Given request |
The required output is a single number: how many lines of the material contain the string "оказание".

[Start of Records supplied]

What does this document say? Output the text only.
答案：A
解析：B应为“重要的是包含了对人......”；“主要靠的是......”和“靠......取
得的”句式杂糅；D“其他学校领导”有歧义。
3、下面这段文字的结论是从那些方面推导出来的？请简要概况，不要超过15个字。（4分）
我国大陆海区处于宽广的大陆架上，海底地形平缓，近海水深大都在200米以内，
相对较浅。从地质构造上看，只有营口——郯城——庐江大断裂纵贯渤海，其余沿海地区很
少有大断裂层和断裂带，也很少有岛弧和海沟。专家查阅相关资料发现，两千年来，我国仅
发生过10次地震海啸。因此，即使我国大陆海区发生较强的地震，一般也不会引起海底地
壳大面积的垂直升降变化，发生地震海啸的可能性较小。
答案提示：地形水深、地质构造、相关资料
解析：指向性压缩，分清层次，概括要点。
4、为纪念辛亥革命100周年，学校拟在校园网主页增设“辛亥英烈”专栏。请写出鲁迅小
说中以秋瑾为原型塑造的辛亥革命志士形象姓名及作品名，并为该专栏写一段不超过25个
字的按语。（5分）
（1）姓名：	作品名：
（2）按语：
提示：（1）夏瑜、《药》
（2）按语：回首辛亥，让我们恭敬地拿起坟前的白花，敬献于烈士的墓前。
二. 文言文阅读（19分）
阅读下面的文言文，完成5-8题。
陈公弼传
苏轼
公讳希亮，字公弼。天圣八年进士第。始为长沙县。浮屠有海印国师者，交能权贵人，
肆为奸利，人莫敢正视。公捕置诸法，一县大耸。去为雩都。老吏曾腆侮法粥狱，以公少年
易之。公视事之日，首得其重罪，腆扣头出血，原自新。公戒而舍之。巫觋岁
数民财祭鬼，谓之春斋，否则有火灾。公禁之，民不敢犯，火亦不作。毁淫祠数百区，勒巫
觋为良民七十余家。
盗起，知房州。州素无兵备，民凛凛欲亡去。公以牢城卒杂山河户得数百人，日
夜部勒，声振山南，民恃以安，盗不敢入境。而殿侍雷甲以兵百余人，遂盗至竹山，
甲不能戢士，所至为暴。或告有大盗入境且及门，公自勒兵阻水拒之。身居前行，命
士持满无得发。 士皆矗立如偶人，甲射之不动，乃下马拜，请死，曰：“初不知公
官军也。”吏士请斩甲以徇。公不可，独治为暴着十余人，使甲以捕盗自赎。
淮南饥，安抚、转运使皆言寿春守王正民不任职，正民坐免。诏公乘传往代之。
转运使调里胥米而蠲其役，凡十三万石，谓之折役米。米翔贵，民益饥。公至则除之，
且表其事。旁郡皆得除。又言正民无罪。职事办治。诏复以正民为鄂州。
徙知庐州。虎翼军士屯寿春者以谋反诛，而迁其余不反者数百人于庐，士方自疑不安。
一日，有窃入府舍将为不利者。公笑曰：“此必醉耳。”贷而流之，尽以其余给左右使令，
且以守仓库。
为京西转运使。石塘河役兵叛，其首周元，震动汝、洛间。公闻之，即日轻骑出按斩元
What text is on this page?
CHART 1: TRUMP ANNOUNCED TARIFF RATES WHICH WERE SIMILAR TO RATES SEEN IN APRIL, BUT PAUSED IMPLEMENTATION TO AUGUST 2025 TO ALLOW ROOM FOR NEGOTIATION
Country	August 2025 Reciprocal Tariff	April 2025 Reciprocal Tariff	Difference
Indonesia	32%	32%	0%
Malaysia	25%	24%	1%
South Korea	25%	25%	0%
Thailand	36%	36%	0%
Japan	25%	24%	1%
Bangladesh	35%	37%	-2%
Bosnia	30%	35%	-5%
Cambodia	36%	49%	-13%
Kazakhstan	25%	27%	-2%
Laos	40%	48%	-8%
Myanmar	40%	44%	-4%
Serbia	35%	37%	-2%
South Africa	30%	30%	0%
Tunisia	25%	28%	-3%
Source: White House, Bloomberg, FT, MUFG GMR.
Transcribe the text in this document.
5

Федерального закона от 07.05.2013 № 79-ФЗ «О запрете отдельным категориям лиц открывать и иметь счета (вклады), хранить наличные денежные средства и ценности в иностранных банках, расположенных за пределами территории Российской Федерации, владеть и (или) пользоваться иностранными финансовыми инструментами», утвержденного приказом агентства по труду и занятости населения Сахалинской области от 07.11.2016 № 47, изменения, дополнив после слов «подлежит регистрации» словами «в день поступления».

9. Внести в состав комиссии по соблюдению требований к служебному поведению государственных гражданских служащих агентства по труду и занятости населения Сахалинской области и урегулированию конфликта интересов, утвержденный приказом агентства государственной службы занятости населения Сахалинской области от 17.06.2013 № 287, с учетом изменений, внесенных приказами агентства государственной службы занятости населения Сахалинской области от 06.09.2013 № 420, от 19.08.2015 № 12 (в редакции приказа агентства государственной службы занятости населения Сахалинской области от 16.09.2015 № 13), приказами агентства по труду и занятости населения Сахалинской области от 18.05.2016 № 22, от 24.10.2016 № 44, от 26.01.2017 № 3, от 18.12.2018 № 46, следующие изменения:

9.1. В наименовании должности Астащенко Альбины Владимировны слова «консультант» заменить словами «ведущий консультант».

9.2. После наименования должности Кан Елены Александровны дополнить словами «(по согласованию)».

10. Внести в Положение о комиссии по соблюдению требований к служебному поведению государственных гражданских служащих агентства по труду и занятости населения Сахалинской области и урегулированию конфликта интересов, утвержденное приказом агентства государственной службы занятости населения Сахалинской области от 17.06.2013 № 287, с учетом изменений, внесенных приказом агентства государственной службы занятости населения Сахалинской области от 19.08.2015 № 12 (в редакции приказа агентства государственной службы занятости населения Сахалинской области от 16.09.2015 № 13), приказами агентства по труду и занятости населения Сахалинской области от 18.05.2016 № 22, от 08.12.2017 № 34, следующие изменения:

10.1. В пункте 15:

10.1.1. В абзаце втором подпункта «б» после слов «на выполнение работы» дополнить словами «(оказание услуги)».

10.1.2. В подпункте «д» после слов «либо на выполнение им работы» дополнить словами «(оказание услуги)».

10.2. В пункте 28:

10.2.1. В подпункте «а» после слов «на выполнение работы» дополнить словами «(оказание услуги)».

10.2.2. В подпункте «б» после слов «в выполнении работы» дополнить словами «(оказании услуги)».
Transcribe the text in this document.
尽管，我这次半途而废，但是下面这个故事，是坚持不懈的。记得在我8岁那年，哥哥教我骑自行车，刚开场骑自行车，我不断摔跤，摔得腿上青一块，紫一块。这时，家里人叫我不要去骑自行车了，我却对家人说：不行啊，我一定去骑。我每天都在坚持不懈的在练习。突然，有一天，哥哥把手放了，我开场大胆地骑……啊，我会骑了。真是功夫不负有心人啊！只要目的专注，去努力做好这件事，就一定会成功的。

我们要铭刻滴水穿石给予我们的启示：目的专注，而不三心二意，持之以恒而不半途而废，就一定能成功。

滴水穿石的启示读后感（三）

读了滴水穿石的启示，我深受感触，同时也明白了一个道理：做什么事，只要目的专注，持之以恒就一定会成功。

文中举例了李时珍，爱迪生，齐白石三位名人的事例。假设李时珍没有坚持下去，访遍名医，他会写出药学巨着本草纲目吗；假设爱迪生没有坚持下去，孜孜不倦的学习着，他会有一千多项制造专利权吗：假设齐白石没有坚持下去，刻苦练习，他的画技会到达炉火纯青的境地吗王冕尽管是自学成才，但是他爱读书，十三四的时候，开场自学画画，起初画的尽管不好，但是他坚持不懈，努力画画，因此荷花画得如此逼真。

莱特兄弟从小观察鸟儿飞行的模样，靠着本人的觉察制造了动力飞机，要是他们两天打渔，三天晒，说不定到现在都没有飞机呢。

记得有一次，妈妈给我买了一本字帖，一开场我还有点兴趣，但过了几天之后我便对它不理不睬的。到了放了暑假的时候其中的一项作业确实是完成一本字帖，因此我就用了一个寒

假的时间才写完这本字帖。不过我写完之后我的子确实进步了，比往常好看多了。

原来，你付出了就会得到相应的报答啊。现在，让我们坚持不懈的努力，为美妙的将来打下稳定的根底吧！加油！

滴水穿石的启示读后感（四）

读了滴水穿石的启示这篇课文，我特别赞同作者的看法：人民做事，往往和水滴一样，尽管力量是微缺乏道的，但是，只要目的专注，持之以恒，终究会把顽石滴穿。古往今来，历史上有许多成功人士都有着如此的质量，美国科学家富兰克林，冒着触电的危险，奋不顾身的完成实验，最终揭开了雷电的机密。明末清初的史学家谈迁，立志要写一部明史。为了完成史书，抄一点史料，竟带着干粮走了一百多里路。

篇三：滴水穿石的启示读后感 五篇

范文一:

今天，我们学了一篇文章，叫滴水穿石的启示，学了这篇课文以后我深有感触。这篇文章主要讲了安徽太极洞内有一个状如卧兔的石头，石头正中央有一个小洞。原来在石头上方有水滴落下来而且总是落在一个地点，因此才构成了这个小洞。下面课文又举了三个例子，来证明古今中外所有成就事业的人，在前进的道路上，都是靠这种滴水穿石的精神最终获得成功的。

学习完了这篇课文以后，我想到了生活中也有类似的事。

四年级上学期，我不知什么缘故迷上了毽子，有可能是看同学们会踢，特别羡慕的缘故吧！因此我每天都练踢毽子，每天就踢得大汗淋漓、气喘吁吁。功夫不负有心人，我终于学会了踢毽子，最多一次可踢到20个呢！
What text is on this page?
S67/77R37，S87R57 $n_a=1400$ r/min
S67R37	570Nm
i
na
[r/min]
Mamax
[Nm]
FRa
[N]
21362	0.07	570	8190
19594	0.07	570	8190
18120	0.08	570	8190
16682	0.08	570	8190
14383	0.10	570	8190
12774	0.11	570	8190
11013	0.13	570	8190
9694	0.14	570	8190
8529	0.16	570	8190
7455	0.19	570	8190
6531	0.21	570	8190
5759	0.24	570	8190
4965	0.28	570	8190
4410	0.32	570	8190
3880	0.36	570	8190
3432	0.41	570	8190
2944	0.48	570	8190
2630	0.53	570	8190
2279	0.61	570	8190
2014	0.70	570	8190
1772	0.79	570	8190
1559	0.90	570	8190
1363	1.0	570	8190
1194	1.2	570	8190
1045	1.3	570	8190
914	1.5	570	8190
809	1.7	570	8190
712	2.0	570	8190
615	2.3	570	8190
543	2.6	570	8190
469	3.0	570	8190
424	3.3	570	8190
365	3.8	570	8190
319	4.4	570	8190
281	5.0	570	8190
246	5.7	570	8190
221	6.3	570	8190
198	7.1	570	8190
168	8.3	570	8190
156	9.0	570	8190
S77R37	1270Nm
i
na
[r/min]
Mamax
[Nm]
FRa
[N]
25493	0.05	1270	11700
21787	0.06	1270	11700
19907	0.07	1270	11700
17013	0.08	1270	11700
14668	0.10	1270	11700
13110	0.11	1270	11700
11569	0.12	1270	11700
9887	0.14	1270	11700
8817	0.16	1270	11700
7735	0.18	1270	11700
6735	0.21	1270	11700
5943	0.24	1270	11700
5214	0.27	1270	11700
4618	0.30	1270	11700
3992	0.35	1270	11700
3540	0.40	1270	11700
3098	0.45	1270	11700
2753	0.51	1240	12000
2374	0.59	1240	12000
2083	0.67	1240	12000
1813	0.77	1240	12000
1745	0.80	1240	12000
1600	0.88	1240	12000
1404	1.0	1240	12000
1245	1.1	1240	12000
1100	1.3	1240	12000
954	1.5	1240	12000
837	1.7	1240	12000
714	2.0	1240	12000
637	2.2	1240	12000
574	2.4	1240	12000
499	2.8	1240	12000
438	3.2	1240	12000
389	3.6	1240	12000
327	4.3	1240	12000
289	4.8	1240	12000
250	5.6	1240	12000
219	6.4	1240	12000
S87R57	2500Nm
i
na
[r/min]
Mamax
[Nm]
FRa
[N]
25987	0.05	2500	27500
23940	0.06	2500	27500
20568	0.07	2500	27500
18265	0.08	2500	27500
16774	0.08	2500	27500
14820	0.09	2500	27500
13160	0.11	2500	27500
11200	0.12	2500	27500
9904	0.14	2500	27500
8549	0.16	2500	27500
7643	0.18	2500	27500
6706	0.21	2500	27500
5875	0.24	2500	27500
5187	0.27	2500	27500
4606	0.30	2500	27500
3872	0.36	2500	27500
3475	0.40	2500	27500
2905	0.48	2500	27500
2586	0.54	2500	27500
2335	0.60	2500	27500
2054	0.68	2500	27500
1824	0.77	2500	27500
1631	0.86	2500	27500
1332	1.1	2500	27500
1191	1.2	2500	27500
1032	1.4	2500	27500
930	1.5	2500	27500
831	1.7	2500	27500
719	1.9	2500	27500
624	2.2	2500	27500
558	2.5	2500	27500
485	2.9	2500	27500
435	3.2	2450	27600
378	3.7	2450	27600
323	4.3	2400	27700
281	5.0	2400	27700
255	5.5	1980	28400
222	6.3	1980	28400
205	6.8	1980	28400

[End of Records supplied]

Finished exercise |
3